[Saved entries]
========
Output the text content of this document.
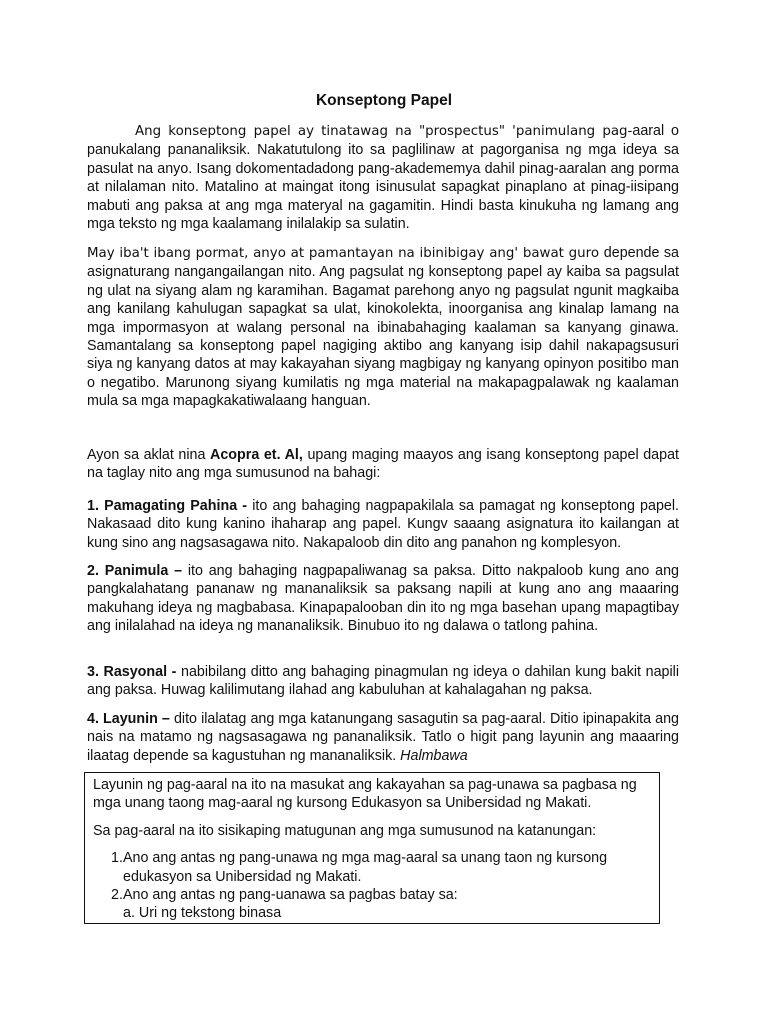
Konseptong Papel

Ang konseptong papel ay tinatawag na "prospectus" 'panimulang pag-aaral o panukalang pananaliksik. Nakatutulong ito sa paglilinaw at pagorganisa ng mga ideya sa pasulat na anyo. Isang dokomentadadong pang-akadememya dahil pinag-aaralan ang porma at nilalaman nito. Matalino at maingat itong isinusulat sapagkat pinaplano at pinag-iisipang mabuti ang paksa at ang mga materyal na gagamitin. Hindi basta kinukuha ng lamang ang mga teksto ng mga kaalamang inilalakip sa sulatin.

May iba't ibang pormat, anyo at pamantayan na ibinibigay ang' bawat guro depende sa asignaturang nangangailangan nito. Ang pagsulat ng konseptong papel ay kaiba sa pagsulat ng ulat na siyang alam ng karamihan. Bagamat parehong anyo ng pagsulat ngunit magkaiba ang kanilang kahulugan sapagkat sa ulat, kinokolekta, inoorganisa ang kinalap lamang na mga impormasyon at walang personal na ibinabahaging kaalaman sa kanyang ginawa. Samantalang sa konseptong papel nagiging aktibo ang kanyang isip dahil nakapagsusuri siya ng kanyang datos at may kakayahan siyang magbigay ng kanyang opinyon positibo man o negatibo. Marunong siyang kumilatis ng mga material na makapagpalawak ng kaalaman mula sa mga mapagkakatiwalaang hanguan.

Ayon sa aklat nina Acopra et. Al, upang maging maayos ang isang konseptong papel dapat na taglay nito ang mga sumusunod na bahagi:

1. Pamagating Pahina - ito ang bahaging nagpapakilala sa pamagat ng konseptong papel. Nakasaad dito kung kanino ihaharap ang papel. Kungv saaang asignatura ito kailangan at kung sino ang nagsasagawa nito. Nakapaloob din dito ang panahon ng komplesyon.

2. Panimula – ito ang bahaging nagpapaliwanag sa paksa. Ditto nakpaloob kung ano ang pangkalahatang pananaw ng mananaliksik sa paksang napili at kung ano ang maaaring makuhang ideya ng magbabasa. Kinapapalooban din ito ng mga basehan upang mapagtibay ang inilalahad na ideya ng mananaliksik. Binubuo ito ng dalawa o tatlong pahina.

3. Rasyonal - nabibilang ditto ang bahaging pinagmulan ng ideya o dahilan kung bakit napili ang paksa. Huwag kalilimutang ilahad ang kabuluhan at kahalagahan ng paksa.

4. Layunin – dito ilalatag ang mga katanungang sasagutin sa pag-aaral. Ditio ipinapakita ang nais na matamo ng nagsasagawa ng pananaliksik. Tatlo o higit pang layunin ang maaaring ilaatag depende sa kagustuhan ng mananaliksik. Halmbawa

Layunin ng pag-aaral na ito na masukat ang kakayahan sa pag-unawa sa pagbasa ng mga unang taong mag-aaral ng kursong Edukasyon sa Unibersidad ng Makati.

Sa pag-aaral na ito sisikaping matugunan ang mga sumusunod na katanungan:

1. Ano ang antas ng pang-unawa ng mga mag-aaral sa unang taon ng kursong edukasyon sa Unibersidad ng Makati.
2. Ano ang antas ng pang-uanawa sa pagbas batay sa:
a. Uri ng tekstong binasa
========
Every line that holds the string "Unibersidad" should be returned.

In response:
Layunin ng pag-aaral na ito na masukat ang kakayahan sa pag-unawa sa pagbasa ng mga unang taong mag-aaral ng kursong Edukasyon sa Unibersidad ng Makati.
1. Ano ang antas ng pang-unawa ng mga mag-aaral sa unang taon ng kursong edukasyon sa Unibersidad ng Makati.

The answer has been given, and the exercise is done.